■ What to work on ■
Comb through the entries for "screenshot" and pull out each line that holds it.

⟨

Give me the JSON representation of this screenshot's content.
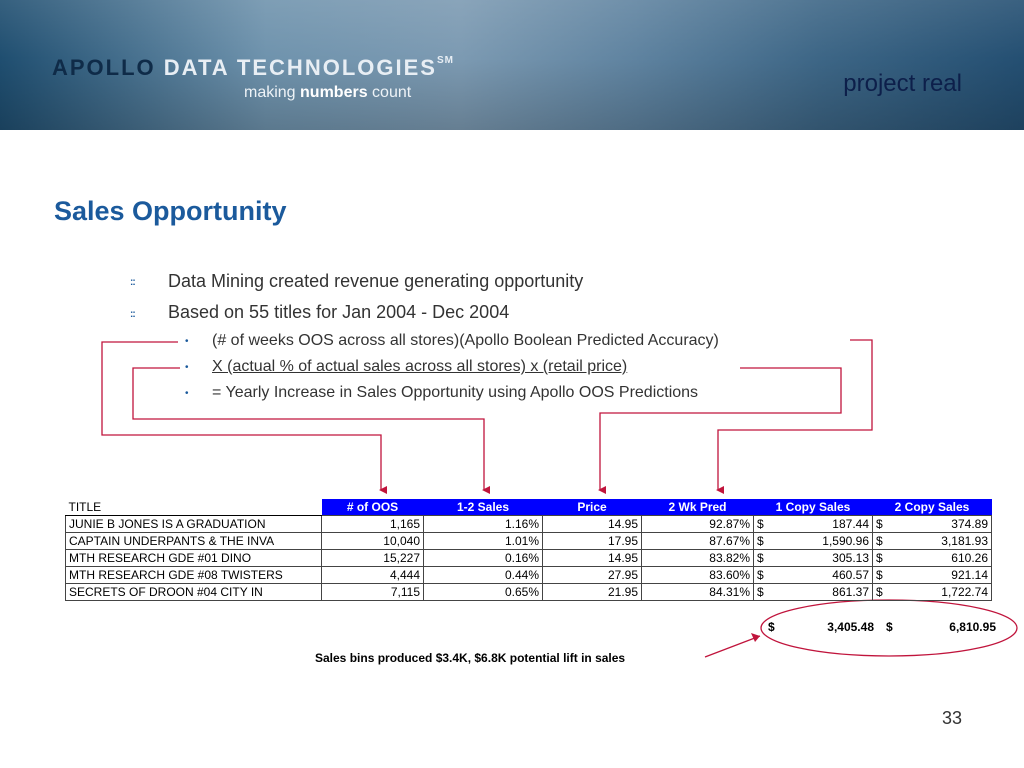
{
  "header": {
    "logo_apollo": "APOLLO",
    "logo_rest": "DATA TECHNOLOGIES",
    "logo_sm": "SM",
    "tagline_a": "making ",
    "tagline_b": "numbers",
    "tagline_c": " count",
    "project": "project real"
  },
  "title": "Sales Opportunity",
  "bullets": [
    "Data Mining created revenue generating opportunity",
    "Based on 55 titles for Jan 2004 - Dec 2004"
  ],
  "sub_bullets": [
    "(# of weeks OOS across all stores)(Apollo Boolean Predicted Accuracy)",
    "X (actual % of actual sales across all stores) x (retail price)",
    "= Yearly Increase in Sales Opportunity using Apollo OOS Predictions"
  ],
  "table": {
    "headers": [
      "TITLE",
      "# of OOS",
      "1-2 Sales",
      "Price",
      "2 Wk Pred",
      "1 Copy Sales",
      "2 Copy Sales"
    ],
    "rows": [
      [
        "JUNIE B JONES IS A GRADUATION",
        "1,165",
        "1.16%",
        "14.95",
        "92.87%",
        "$",
        "187.44",
        "$",
        "374.89"
      ],
      [
        "CAPTAIN UNDERPANTS & THE INVA",
        "10,040",
        "1.01%",
        "17.95",
        "87.67%",
        "$",
        "1,590.96",
        "$",
        "3,181.93"
      ],
      [
        "MTH RESEARCH GDE #01 DINO",
        "15,227",
        "0.16%",
        "14.95",
        "83.82%",
        "$",
        "305.13",
        "$",
        "610.26"
      ],
      [
        "MTH RESEARCH GDE #08 TWISTERS",
        "4,444",
        "0.44%",
        "27.95",
        "83.60%",
        "$",
        "460.57",
        "$",
        "921.14"
      ],
      [
        "SECRETS OF DROON #04 CITY IN",
        "7,115",
        "0.65%",
        "21.95",
        "84.31%",
        "$",
        "861.37",
        "$",
        "1,722.74"
      ]
    ],
    "totals": [
      "$",
      "3,405.48",
      "$",
      "6,810.95"
    ]
  },
  "note": "Sales bins produced $3.4K, $6.8K potential lift in sales",
  "page_number": "33",
  "colors": {
    "accent": "#1b5a9c",
    "header_blue": "#0000ff",
    "annotation_red": "#c0143c"
  }
}
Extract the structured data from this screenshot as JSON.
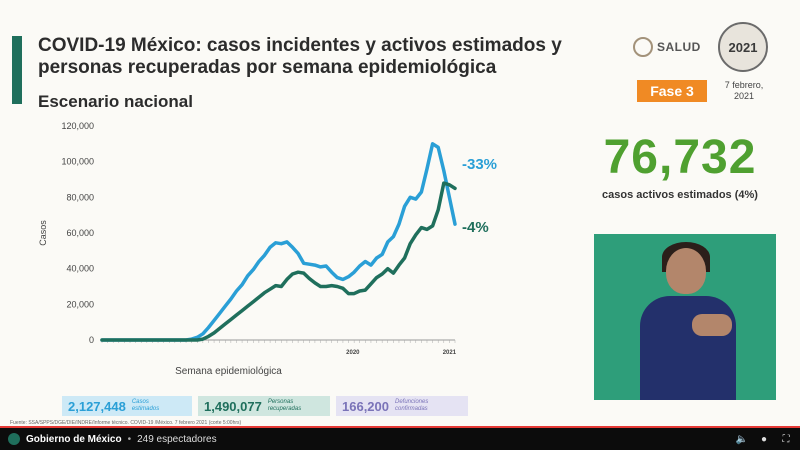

⟩

■ Result below ■
Give me the JSON representation of this screenshot's content.
Extract the structured data from this screenshot as JSON.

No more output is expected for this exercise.